_Written problem a_: In the agreement excerpt, whose expense covers Director's delivery of Confidential Information materials to the Company?

-- Excerpted passage start --

Director understands and agrees that Director shall acquire no rights to
any such Confidential Information.

 

(c)                                  All files, records, documents, drawings,
specifications, data, computer programs, evaluation mechanisms and analytics
and similar items relating thereto or to the Company’s business, as well as all
customer lists, specific customer information, compilations of product research
and marketing techniques of the Company and its subsidiaries, whether prepared
by Director or otherwise coming into Director’s possession, shall remain the
exclusive property of the Company and its subsidiaries, and Director shall not
remove any such items from the premises of the Company and its subsidiaries,
except in furtherance of Director’s duties under this Agreement.

 

(d)                                 As requested by the Company and at the
Company’s expense, from time to time and upon the termination of this
Agreement, Director will promptly deliver to the Company all copies and
embodiments, in whatever form, of all Confidential Information in Director’s
possession or within his control (including, but not limited to, memoranda,
records, notes, plans, photographs, manuals, notebooks, documentation, program
listings, flow charts, magnetic media, disks, diskettes, tapes and all other
materials containing any Confidential Information) irrespective of the location
or form of such material.  If requested
by the Company, Director will provide the Company with written confirmation
that all such materials have been delivered to the Company as provided herein.

 

4

 

5.2                                 Director will
not at any time (whether during or after the Term) publish or communicate to any person or
entity any Disparaging Remarks (as defined below) concerning the Company or
Cerberus Capital Management, L.P., or their parents, subsidiaries and
affiliates, and their respective present members, partners, directors, officers,
shareholders, successors and assigns (including any person who held any such
position during the Term).  “Disparaging
Remarks” are remarks, comments or statements that impugn the character,
honesty, integrity or morality or business acumen or abilities in connection
with any aspect of the operation of business of the individual or entity being
disparaged.

 

6.                                       Liability
Insurance.  The Company
shall continue to maintain an insurance policy or policies providing directors’
and officers’ liability insurance in an amount and on terms at least as
favorable as those in effect on the date hereof or that may be obtained by the
Company hereafter.  Director shall be
covered by such policy or policies, in accordance with its or their terms, to
the maximum extent of the coverage available for any other director of the
Company.

 

7.                                       Indemnification.

 

(a)                                  The Company agrees, to the extent
permitted by applicable law and its organizational documents, to indemnify,
defend and hold harmless Director from and against any and all losses, suits,
actions, causes of action, judgments, damages, liabilities, penalties, fines,
costs or claims of any kind or nature (“Indemnified Claim”), including
reasonable legal fees and related costs incurred by Director in connection with
the preparation for or defense of any Indemnified Claim, whether or not
resulting in any liability, to which Director may become subject (including
without limitation as a witness) or liable or which may be incurred by or
assessed against Director, relating to or arising out of his engagement by the
Company or the Services to be performed pursuant to this Agreement, provided
that the Company shall only defend, but not indemnify or hold Director
harmless, from and against an Indemnified Claim in the event there is a final,
non-appealable, determination that Director’s liability with respect to such
Indemnified Claim resulted from Director’s willful misconduct or gross
negligence.

-- Excerpted passage end --
-- Material provided start --

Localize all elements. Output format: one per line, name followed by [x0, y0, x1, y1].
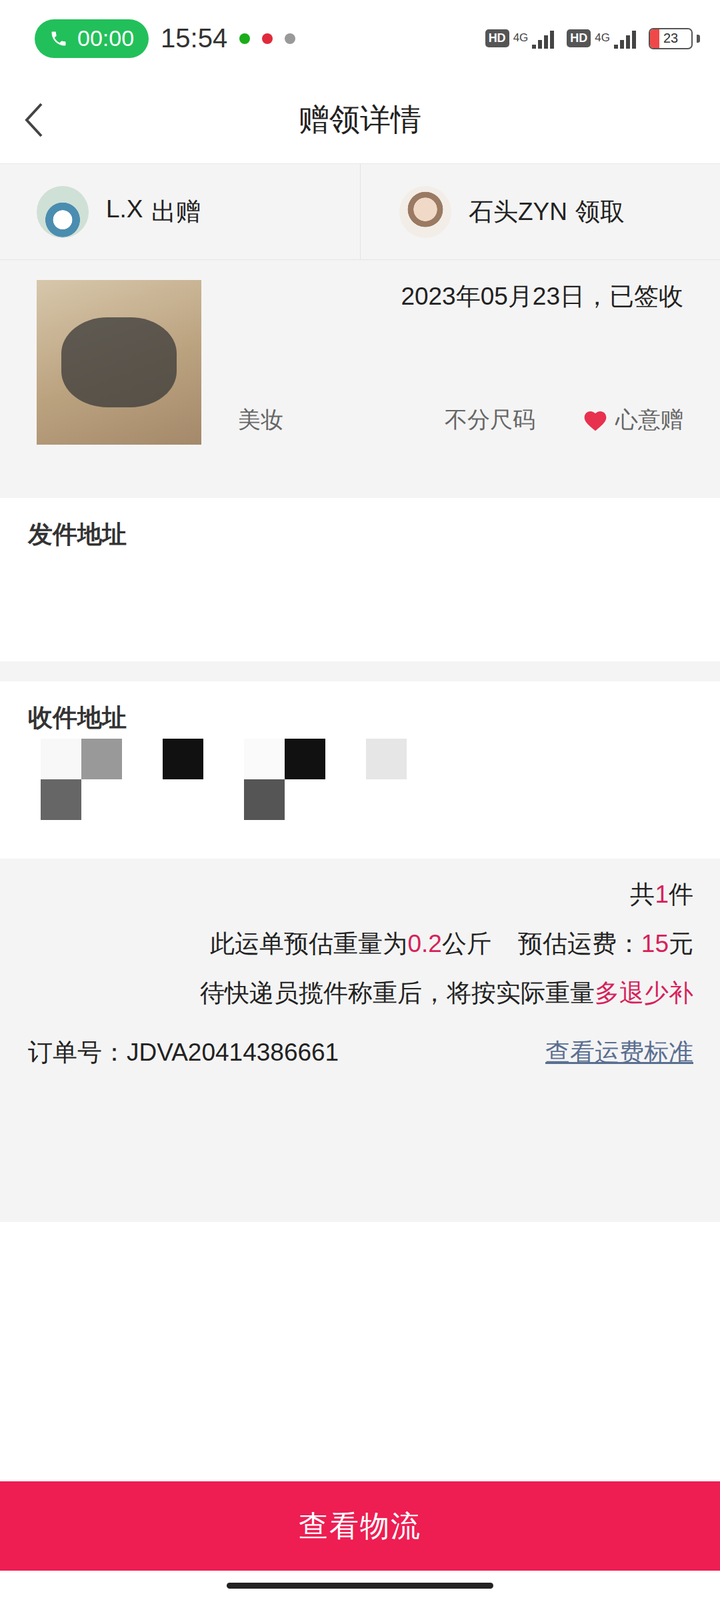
- battery-icon: 23: [648, 28, 693, 50]
- chevron-left-icon: [21, 101, 48, 139]
- redacted-address: [40, 738, 692, 820]
- back-button[interactable]: [14, 94, 55, 146]
- call-timer: 00:00: [77, 25, 134, 52]
- item-count: 共1件: [28, 878, 694, 911]
- network-indicator: HD4G: [566, 28, 637, 49]
- party[interactable]: L.X出赠: [0, 164, 360, 260]
- phone-icon: [49, 29, 68, 48]
- network-indicator: HD4G: [485, 28, 556, 49]
- status-bar: 00:0015:54HD4GHD4G23: [0, 0, 720, 77]
- home-indicator[interactable]: [226, 1582, 494, 1589]
- network-type: 4G: [594, 31, 610, 45]
- clock: 15:54: [160, 23, 228, 54]
- item-tag: 心意赠: [578, 404, 684, 436]
- weight-fee: 此运单预估重量为0.2公斤预估运费：15元: [28, 928, 694, 960]
- party[interactable]: 石头ZYN领取: [360, 164, 720, 260]
- party-name: 石头ZYN领取: [468, 195, 625, 229]
- page-title: 赠领详情: [298, 99, 422, 141]
- fee-note: 待快递员揽件称重后，将按实际重量多退少补: [28, 977, 694, 1010]
- sender-address: 发件地址: [0, 498, 720, 662]
- hd-badge: HD: [566, 29, 591, 48]
- signal-icon: [532, 28, 555, 49]
- gift-detail-page: 00:0015:54HD4GHD4G23赠领详情L.X出赠石头ZYN领取2023…: [0, 0, 720, 1600]
- location-icon: [284, 33, 296, 44]
- signal-icon: [614, 28, 637, 49]
- address-label: 收件地址: [28, 701, 692, 735]
- hd-badge: HD: [485, 29, 510, 48]
- avatar: [399, 186, 452, 238]
- item-status: 2023年05月23日，已签收: [238, 280, 684, 314]
- header: 赠领详情: [0, 76, 720, 164]
- item-card: 2023年05月23日，已签收美妆不分尺码心意赠: [0, 260, 720, 498]
- wechat-icon: [239, 33, 250, 44]
- address-label: 发件地址: [28, 518, 692, 552]
- item-category: 美妆: [238, 404, 445, 436]
- heart-icon: [582, 408, 609, 432]
- item-meta: 美妆不分尺码心意赠: [238, 404, 684, 445]
- order-row: 订单号：JDVA20414386661 查看运费标准: [28, 1036, 694, 1070]
- item-photo[interactable]: [36, 280, 202, 445]
- item-size: 不分尺码: [444, 404, 578, 436]
- receiver-address: 收件地址: [0, 681, 720, 859]
- shipping-summary: 共1件此运单预估重量为0.2公斤预估运费：15元待快递员揽件称重后，将按实际重量…: [0, 858, 720, 1222]
- order-number: 订单号：JDVA20414386661: [28, 1036, 339, 1070]
- call-pill[interactable]: 00:00: [34, 19, 149, 58]
- network-type: 4G: [513, 31, 529, 45]
- home-indicator-area: [0, 1570, 720, 1600]
- avatar: [36, 186, 89, 238]
- party-name: L.X出赠: [106, 195, 201, 229]
- view-logistics-button[interactable]: 查看物流: [0, 1481, 720, 1571]
- fee-standard-link[interactable]: 查看运费标准: [545, 1036, 694, 1070]
- app-icon: [262, 33, 273, 44]
- parties-row: L.X出赠 石头ZYN领取: [0, 163, 720, 260]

-- Material provided end --

_Written problem b_: Duplicate the lines in the records exactly, starting with the line that contains "- battery-icon: 23: [648, 28, 693, 50]" and going on through the line that contains "- item-meta: 美妆不分尺码心意赠: [238, 404, 684, 445]".

_Expected answer a_: The Company's expense.

_Expected answer b_:
- battery-icon: 23: [648, 28, 693, 50]
- chevron-left-icon: [21, 101, 48, 139]
- redacted-address: [40, 738, 692, 820]
- back-button[interactable]: [14, 94, 55, 146]
- call-timer: 00:00: [77, 25, 134, 52]
- item-count: 共1件: [28, 878, 694, 911]
- network-indicator: HD4G: [566, 28, 637, 49]
- party[interactable]: L.X出赠: [0, 164, 360, 260]
- phone-icon: [49, 29, 68, 48]
- network-indicator: HD4G: [485, 28, 556, 49]
- status-bar: 00:0015:54HD4GHD4G23: [0, 0, 720, 77]
- home-indicator[interactable]: [226, 1582, 494, 1589]
- network-type: 4G: [594, 31, 610, 45]
- clock: 15:54: [160, 23, 228, 54]
- item-tag: 心意赠: [578, 404, 684, 436]
- weight-fee: 此运单预估重量为0.2公斤预估运费：15元: [28, 928, 694, 960]
- party[interactable]: 石头ZYN领取: [360, 164, 720, 260]
- party-name: 石头ZYN领取: [468, 195, 625, 229]
- page-title: 赠领详情: [298, 99, 422, 141]
- fee-note: 待快递员揽件称重后，将按实际重量多退少补: [28, 977, 694, 1010]
- sender-address: 发件地址: [0, 498, 720, 662]
- hd-badge: HD: [566, 29, 591, 48]
- signal-icon: [532, 28, 555, 49]
- gift-detail-page: 00:0015:54HD4GHD4G23赠领详情L.X出赠石头ZYN领取2023…: [0, 0, 720, 1600]
- location-icon: [284, 33, 296, 44]
- signal-icon: [614, 28, 637, 49]
- address-label: 收件地址: [28, 701, 692, 735]
- hd-badge: HD: [485, 29, 510, 48]
- avatar: [399, 186, 452, 238]
- item-status: 2023年05月23日，已签收: [238, 280, 684, 314]
- header: 赠领详情: [0, 76, 720, 164]
- item-card: 2023年05月23日，已签收美妆不分尺码心意赠: [0, 260, 720, 498]
- wechat-icon: [239, 33, 250, 44]
- address-label: 发件地址: [28, 518, 692, 552]
- item-category: 美妆: [238, 404, 445, 436]
- heart-icon: [582, 408, 609, 432]
- item-meta: 美妆不分尺码心意赠: [238, 404, 684, 445]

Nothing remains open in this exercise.